Task goal: Tell how many lines contain the word "Brassboard". Reply with the number only.
Begin
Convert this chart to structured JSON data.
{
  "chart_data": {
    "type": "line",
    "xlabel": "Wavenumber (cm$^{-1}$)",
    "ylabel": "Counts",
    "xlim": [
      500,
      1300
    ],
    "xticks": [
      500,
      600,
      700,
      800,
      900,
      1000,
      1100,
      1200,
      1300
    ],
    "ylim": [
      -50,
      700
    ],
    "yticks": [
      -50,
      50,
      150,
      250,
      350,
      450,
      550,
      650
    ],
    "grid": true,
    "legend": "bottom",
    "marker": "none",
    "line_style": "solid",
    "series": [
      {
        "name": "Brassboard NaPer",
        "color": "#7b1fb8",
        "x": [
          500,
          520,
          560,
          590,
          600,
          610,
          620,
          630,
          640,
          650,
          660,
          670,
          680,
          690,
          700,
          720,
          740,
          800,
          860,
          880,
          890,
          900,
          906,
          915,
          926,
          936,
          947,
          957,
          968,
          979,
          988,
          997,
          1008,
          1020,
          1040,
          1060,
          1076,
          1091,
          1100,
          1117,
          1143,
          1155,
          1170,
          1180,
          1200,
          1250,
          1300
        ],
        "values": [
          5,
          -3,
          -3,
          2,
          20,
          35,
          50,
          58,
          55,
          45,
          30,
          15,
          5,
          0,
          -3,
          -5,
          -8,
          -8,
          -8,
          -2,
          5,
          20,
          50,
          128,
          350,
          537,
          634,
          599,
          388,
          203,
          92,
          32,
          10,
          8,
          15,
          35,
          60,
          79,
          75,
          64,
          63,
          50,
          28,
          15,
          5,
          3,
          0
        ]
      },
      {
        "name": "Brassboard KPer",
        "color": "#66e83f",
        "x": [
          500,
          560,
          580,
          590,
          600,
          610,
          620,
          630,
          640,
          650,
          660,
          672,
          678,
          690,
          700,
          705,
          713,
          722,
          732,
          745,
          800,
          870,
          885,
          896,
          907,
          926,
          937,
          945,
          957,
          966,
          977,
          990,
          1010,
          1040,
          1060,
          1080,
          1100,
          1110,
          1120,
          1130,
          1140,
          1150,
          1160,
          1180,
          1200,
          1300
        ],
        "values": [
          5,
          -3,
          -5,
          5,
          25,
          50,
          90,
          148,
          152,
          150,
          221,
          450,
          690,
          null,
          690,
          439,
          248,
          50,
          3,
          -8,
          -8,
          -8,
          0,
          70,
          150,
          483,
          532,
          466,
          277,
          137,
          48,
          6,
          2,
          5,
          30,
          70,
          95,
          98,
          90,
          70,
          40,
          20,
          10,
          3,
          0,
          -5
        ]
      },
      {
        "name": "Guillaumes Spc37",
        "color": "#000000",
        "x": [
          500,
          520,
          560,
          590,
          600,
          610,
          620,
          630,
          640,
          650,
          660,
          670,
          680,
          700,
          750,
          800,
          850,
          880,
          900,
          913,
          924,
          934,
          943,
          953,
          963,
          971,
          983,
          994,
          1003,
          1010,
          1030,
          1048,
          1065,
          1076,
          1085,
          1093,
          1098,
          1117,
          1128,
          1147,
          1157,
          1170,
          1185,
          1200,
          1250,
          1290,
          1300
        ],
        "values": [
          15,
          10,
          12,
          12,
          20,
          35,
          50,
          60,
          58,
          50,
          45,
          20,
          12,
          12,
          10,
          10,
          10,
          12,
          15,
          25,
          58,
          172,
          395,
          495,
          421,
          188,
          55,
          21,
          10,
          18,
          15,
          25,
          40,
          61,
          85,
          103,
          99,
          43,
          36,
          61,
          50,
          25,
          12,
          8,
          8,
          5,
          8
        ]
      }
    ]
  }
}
End
The answer: 2